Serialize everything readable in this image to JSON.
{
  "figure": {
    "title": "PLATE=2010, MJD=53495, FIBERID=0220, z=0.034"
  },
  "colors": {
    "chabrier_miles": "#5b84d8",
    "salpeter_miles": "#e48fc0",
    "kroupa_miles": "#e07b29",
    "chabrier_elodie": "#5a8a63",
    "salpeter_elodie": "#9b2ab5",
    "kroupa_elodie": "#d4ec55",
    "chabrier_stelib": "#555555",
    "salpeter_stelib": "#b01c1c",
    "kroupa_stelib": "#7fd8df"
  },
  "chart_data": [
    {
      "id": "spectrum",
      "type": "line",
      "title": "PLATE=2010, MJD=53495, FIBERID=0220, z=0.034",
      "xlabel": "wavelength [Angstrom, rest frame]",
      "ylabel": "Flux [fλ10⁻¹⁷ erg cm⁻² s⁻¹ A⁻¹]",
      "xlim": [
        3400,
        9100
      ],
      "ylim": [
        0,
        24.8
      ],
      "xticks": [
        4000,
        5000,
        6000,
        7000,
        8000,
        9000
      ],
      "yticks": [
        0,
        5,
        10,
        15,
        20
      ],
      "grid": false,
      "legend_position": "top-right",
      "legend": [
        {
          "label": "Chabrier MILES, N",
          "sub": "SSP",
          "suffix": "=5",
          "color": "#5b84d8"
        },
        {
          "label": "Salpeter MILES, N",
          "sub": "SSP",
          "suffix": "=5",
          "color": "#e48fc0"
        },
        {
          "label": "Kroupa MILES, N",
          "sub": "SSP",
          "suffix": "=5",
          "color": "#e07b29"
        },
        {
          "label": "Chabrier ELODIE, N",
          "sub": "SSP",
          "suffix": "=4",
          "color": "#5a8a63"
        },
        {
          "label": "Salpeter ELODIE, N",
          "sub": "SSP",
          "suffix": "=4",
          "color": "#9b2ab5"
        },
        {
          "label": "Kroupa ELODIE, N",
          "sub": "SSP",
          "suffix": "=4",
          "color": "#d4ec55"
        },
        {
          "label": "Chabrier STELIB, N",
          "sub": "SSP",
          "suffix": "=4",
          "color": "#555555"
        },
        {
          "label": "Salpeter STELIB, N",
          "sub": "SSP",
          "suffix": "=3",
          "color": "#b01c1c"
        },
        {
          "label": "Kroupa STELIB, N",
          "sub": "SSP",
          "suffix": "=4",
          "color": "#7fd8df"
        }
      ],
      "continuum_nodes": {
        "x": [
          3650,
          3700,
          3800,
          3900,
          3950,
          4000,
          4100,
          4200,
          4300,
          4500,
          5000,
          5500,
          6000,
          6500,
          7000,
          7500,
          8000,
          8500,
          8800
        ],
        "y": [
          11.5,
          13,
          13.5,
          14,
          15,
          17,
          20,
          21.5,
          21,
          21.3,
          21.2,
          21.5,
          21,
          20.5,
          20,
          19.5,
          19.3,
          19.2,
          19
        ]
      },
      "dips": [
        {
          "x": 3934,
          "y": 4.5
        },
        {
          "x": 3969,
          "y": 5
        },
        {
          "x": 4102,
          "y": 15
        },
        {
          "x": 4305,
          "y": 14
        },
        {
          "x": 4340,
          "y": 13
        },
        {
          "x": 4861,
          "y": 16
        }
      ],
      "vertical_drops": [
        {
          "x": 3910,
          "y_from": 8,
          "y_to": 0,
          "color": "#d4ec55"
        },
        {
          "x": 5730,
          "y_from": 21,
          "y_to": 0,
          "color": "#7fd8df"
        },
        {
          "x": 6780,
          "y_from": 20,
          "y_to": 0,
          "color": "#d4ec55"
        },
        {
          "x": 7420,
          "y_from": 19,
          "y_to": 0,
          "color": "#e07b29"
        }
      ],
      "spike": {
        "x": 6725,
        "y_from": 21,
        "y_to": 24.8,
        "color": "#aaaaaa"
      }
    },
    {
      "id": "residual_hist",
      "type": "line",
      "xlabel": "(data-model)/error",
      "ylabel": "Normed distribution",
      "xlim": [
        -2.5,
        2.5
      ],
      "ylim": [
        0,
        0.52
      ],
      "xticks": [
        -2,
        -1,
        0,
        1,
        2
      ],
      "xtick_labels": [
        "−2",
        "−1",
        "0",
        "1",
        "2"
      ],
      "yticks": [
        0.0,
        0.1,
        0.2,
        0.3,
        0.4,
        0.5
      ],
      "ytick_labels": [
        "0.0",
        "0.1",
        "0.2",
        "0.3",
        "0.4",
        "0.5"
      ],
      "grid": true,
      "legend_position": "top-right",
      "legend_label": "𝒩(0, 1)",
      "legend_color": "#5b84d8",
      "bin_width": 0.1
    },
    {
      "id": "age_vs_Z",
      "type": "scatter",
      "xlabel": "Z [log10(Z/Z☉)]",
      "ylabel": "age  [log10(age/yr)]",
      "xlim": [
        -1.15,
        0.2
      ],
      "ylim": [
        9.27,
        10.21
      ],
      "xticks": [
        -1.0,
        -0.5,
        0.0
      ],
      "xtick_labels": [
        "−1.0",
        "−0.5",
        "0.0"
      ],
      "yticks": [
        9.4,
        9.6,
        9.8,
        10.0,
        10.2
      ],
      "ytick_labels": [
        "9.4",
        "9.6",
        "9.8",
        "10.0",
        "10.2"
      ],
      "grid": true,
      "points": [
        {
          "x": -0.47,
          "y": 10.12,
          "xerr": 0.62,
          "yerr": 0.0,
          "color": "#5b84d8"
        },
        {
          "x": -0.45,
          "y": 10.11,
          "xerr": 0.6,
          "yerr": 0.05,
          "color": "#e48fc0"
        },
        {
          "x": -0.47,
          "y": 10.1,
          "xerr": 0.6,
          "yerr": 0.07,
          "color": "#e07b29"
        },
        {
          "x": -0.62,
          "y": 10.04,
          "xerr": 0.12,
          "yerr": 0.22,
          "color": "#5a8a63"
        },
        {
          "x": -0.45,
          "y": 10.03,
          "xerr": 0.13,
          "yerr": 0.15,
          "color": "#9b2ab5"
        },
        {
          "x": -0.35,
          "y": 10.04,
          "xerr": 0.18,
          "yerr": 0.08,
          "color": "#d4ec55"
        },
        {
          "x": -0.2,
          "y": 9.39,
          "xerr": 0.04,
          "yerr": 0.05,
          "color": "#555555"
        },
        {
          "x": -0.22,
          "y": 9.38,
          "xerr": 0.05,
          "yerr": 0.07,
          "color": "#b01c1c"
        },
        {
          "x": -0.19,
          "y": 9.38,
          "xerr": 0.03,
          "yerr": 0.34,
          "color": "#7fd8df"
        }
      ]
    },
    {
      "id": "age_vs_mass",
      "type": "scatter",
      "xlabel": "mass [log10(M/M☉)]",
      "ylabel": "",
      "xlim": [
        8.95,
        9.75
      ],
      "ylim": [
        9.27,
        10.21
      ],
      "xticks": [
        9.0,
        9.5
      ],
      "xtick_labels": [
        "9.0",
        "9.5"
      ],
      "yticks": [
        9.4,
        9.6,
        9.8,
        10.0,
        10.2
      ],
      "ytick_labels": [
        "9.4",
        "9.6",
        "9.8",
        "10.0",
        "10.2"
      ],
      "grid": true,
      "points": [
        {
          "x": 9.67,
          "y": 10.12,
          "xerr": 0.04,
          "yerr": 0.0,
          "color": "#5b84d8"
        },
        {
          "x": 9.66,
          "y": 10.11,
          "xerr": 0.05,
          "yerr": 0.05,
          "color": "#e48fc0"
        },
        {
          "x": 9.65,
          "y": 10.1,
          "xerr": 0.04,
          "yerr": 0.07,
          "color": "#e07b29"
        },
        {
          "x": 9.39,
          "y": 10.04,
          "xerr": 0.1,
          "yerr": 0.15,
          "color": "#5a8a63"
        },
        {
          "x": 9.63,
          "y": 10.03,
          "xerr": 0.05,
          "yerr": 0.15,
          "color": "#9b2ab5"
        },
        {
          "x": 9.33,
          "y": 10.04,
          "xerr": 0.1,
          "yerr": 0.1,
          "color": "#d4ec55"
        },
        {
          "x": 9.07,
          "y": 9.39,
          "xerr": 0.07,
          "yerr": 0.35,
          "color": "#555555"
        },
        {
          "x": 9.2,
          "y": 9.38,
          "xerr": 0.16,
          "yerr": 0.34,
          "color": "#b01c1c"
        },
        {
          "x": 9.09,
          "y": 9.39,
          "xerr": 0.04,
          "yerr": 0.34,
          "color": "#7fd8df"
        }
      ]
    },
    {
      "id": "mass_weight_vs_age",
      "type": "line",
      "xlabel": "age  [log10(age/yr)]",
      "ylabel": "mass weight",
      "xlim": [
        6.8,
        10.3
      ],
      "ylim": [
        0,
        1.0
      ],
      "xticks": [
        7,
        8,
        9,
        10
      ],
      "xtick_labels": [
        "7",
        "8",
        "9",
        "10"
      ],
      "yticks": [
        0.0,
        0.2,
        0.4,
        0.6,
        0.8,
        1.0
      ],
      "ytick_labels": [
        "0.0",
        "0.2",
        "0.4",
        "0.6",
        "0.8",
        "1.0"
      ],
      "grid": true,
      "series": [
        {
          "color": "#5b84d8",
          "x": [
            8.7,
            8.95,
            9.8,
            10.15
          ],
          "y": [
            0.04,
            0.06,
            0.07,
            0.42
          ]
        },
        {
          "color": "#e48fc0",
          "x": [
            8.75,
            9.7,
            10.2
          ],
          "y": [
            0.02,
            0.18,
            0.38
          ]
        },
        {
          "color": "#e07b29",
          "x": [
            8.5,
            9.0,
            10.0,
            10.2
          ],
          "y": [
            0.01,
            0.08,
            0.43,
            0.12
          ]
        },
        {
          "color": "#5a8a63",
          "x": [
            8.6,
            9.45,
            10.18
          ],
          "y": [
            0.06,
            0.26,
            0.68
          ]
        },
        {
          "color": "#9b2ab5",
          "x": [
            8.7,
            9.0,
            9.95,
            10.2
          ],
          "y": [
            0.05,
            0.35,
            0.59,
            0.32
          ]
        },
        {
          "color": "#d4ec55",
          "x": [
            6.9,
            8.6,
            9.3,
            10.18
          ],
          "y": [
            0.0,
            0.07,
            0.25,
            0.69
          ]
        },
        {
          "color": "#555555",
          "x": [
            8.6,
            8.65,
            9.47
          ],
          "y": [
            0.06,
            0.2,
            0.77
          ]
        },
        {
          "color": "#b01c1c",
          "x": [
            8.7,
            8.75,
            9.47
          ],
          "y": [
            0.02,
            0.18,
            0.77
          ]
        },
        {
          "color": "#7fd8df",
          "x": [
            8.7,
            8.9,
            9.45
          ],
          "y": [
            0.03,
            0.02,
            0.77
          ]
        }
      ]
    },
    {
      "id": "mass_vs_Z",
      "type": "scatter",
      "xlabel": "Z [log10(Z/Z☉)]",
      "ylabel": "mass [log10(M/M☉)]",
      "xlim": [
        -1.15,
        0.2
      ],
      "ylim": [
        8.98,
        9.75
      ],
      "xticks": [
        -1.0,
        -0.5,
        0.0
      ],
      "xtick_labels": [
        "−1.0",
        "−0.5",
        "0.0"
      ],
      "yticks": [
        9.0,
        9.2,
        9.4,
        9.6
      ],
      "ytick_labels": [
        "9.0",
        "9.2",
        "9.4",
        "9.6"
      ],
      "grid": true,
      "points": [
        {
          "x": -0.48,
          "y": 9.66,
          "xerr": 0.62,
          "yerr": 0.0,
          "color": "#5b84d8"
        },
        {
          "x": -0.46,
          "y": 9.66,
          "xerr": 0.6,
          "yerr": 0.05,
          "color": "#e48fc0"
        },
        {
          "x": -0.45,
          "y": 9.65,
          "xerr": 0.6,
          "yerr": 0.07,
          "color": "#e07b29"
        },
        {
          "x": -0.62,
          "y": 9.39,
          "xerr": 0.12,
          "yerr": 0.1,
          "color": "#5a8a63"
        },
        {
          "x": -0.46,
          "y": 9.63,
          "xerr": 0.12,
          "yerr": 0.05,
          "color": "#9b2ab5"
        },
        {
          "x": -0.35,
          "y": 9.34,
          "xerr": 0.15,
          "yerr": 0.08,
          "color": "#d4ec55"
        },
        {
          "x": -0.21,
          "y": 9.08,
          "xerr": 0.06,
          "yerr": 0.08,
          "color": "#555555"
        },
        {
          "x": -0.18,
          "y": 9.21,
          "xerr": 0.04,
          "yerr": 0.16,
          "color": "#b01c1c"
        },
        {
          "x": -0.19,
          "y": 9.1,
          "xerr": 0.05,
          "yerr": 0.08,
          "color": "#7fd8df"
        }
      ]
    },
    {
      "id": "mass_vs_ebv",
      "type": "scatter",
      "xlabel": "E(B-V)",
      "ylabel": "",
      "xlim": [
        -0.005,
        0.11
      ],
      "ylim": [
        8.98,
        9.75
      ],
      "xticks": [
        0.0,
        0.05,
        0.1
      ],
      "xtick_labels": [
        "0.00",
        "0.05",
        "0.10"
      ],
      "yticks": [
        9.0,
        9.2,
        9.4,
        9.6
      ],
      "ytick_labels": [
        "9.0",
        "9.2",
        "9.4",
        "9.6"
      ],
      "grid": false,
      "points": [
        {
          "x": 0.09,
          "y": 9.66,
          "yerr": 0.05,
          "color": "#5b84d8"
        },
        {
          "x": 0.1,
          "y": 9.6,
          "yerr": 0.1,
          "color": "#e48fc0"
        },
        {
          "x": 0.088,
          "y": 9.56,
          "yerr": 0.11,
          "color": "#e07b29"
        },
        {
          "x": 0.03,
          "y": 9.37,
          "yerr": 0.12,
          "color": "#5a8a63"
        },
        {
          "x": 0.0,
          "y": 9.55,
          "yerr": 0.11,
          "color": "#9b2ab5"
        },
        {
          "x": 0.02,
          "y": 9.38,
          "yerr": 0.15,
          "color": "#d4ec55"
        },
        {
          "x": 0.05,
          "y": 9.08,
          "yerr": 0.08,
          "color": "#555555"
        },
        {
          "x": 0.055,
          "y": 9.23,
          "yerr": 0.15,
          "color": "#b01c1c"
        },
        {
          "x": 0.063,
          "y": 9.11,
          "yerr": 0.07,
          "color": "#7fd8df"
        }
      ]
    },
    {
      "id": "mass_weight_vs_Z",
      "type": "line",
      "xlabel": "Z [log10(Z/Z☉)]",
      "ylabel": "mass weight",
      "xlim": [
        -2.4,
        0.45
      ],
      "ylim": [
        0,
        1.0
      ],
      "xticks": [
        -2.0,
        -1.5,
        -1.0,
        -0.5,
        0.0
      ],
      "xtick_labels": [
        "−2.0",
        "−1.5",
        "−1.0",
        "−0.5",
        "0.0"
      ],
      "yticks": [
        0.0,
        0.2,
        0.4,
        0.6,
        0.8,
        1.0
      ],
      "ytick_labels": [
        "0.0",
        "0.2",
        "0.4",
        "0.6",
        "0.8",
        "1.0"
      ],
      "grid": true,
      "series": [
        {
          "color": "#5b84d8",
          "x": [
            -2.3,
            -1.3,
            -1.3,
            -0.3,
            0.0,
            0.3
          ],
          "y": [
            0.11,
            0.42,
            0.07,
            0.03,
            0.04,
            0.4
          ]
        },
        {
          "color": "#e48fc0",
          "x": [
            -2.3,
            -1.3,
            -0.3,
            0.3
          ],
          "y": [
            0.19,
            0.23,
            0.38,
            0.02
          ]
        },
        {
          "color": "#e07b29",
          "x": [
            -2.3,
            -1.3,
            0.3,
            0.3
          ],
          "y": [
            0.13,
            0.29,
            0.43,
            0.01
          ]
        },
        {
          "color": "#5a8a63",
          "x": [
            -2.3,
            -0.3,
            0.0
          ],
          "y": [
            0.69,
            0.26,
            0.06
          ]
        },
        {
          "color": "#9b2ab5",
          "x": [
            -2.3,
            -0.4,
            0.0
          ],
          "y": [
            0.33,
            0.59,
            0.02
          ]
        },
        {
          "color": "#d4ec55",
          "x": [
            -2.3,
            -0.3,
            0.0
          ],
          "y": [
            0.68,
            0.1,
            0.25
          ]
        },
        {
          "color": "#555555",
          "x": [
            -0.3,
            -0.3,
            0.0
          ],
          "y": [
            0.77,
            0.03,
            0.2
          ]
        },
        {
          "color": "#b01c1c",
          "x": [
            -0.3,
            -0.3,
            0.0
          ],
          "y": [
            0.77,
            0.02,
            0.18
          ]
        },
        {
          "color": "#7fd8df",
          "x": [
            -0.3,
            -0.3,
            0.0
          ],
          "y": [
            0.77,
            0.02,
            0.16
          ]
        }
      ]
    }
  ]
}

※ ※ ※

- To be done: Scan the material above for the word "ylabel". Copy each line where it occurs.

- Expected answer:
      "ylabel": "Flux [fλ10⁻¹⁷ erg cm⁻² s⁻¹ A⁻¹]",
      "ylabel": "Normed distribution",
      "ylabel": "age  [log10(age/yr)]",
      "ylabel": "",
      "ylabel": "mass weight",
      "ylabel": "mass [log10(M/M☉)]",
      "ylabel": "",
      "ylabel": "mass weight",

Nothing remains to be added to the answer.